TASK GOAL – Reproduce the rows below verbatim, starting with the first row and ending with the line containing "sell-marker [1302, 499, 1332, 521]". Include both of those lines.

TASK MATERIAL –
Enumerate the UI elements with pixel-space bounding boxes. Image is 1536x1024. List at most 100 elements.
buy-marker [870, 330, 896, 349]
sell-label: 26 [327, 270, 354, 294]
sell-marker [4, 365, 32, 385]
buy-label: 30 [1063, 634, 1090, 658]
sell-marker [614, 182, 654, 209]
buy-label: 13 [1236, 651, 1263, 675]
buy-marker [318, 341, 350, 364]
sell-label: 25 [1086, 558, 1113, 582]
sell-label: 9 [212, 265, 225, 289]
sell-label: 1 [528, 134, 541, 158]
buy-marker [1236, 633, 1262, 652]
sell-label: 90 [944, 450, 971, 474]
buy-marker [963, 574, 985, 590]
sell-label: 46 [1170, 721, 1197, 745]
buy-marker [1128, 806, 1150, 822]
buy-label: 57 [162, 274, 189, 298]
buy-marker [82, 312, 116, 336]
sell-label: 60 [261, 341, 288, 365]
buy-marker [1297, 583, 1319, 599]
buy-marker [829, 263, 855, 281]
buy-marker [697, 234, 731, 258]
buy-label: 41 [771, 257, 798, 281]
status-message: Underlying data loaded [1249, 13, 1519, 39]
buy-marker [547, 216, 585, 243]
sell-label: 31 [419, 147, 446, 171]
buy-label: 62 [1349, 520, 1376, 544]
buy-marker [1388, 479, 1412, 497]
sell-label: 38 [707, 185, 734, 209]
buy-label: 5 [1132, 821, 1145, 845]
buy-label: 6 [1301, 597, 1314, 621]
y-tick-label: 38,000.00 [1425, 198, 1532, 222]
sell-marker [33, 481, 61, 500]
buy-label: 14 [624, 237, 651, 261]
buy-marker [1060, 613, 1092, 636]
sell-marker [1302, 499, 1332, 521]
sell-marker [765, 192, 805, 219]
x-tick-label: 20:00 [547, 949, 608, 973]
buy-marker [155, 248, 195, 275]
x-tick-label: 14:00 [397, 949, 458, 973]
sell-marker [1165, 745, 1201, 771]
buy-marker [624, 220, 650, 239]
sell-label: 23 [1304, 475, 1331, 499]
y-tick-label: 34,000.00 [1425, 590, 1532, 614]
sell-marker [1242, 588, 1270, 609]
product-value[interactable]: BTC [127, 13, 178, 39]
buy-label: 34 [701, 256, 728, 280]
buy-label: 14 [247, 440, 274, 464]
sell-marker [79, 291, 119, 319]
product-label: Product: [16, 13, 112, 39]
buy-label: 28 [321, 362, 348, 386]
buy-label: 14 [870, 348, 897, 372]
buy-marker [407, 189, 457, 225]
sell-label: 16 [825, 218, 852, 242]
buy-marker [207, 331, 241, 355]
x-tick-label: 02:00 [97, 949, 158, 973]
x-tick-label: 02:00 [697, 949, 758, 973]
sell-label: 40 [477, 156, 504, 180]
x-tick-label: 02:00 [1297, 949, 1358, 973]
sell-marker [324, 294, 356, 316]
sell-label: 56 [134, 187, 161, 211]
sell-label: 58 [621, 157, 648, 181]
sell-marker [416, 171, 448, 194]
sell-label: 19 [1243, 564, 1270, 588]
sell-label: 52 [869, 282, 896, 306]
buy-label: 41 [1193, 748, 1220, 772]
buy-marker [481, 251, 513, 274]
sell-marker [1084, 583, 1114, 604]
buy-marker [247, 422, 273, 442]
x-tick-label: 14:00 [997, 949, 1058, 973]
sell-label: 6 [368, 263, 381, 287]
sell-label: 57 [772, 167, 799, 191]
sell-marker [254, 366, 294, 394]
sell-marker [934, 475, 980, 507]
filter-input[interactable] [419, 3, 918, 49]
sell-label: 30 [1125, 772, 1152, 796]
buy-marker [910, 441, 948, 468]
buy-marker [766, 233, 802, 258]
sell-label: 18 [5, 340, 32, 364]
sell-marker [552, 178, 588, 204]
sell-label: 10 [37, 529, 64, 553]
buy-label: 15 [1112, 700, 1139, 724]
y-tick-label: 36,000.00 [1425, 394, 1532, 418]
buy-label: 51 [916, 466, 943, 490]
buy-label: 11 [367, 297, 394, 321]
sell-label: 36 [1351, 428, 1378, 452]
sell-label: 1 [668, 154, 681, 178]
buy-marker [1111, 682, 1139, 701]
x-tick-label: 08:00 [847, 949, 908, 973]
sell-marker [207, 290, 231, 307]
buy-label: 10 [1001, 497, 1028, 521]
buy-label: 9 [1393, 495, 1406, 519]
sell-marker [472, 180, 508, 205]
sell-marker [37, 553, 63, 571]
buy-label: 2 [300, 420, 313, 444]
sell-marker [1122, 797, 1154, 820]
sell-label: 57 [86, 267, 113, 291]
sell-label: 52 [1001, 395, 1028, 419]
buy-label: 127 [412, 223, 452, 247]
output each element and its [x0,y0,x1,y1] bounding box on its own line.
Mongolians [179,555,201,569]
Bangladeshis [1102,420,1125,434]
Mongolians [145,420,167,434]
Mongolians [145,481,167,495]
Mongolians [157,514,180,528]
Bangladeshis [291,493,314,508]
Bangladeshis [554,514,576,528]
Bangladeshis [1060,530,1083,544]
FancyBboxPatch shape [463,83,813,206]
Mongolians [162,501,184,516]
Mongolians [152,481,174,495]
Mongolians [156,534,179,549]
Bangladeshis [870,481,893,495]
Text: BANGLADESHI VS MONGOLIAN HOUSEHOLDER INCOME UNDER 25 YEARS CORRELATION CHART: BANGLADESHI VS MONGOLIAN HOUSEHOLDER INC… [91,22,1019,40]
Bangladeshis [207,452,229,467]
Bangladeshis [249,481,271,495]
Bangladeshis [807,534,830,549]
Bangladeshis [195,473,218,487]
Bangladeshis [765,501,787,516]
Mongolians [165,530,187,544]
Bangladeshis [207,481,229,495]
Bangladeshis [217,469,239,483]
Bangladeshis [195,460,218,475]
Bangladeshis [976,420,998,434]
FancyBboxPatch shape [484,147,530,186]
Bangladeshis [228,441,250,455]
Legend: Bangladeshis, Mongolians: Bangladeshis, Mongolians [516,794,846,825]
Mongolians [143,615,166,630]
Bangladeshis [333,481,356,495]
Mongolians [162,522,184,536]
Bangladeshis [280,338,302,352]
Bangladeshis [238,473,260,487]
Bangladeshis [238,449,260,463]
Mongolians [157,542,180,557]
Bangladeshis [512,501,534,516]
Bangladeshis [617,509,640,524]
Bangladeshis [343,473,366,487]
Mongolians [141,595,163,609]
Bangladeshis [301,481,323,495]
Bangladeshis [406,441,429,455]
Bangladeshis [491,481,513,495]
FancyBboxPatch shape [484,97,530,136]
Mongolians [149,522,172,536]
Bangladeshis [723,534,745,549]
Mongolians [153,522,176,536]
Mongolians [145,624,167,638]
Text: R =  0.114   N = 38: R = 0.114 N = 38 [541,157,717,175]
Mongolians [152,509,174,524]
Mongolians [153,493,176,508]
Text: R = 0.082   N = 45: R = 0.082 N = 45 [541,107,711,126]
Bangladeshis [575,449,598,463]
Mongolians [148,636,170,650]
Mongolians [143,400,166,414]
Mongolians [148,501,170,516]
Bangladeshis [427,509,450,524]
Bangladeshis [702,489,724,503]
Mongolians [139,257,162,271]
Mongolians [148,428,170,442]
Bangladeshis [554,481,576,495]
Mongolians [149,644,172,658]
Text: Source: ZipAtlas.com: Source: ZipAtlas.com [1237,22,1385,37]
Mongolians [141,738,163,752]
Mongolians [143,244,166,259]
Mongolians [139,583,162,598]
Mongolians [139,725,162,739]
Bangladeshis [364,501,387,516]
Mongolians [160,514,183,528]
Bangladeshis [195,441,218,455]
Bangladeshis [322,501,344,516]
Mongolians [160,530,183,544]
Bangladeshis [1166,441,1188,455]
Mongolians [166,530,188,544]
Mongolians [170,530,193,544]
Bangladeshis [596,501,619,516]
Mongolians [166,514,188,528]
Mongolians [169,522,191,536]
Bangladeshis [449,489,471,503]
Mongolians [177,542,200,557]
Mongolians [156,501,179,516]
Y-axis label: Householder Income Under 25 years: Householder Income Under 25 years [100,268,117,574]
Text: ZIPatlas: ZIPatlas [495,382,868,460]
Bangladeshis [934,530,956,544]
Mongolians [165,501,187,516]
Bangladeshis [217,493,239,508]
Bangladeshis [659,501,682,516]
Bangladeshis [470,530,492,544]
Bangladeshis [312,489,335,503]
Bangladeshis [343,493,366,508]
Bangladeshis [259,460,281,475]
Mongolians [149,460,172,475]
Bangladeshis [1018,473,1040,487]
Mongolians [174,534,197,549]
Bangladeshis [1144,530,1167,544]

EXERCISE ANSWER –
Enumerate the UI elements with pixel-space bounding boxes. Image is 1536x1024. List at most 100 elements.
buy-marker [870, 330, 896, 349]
sell-label: 26 [327, 270, 354, 294]
sell-marker [4, 365, 32, 385]
buy-label: 30 [1063, 634, 1090, 658]
sell-marker [614, 182, 654, 209]
buy-label: 13 [1236, 651, 1263, 675]
buy-marker [318, 341, 350, 364]
sell-label: 25 [1086, 558, 1113, 582]
sell-label: 9 [212, 265, 225, 289]
sell-label: 1 [528, 134, 541, 158]
buy-marker [1236, 633, 1262, 652]
sell-label: 90 [944, 450, 971, 474]
buy-marker [963, 574, 985, 590]
sell-label: 46 [1170, 721, 1197, 745]
buy-marker [1128, 806, 1150, 822]
buy-label: 57 [162, 274, 189, 298]
buy-marker [82, 312, 116, 336]
sell-label: 60 [261, 341, 288, 365]
buy-marker [1297, 583, 1319, 599]
buy-marker [829, 263, 855, 281]
buy-marker [697, 234, 731, 258]
buy-label: 41 [771, 257, 798, 281]
status-message: Underlying data loaded [1249, 13, 1519, 39]
buy-marker [547, 216, 585, 243]
sell-label: 31 [419, 147, 446, 171]
buy-label: 62 [1349, 520, 1376, 544]
buy-marker [1388, 479, 1412, 497]
sell-label: 38 [707, 185, 734, 209]
buy-label: 5 [1132, 821, 1145, 845]
buy-label: 6 [1301, 597, 1314, 621]
y-tick-label: 38,000.00 [1425, 198, 1532, 222]
sell-marker [33, 481, 61, 500]
buy-label: 14 [624, 237, 651, 261]
buy-marker [1060, 613, 1092, 636]
sell-marker [1302, 499, 1332, 521]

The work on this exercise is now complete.